> EXERCISE
Look through the data for the string "도덕적으로". Copy every line where it is found.

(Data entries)
--- Begin ---
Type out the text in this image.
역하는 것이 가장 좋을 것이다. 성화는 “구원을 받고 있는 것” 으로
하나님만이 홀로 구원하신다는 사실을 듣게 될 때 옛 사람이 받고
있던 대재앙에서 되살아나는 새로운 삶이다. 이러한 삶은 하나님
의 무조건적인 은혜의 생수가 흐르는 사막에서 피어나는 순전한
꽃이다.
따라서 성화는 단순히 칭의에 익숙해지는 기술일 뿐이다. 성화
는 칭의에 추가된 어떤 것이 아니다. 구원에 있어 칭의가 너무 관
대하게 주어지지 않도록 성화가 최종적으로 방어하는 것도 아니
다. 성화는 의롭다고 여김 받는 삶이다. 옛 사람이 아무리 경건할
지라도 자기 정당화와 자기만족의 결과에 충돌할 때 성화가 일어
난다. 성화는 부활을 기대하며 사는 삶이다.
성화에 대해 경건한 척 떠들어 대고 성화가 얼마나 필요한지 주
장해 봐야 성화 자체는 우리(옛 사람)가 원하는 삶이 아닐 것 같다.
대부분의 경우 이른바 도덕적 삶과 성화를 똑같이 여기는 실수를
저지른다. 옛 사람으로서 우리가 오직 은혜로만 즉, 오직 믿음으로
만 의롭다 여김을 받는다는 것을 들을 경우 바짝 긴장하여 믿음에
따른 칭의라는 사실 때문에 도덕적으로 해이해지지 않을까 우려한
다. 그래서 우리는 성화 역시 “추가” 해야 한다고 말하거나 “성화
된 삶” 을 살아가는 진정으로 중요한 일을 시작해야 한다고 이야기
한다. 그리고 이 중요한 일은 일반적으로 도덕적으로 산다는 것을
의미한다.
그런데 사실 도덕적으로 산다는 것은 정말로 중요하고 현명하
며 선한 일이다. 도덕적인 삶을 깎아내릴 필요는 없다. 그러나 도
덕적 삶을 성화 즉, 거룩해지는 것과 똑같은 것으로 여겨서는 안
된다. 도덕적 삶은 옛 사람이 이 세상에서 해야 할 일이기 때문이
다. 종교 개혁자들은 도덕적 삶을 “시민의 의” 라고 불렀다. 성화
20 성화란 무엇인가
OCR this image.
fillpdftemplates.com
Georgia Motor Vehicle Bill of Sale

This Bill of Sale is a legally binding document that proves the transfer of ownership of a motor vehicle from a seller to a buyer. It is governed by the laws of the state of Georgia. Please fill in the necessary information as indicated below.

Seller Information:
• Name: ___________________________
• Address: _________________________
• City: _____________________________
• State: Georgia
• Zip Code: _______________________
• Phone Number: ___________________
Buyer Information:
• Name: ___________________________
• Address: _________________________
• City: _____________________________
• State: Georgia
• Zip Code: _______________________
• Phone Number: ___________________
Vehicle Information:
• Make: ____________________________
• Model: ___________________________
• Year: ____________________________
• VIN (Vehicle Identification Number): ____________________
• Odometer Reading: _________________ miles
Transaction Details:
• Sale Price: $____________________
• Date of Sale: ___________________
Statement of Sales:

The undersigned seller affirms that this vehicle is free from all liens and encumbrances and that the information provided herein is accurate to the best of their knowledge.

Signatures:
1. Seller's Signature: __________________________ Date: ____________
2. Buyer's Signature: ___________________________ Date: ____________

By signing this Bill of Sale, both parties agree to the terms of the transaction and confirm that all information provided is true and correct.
--- End ---
> RESULT
따른 칭의라는 사실 때문에 도덕적으로 해이해지지 않을까 우려한
한다. 그리고 이 중요한 일은 일반적으로 도덕적으로 산다는 것을
그런데 사실 도덕적으로 산다는 것은 정말로 중요하고 현명하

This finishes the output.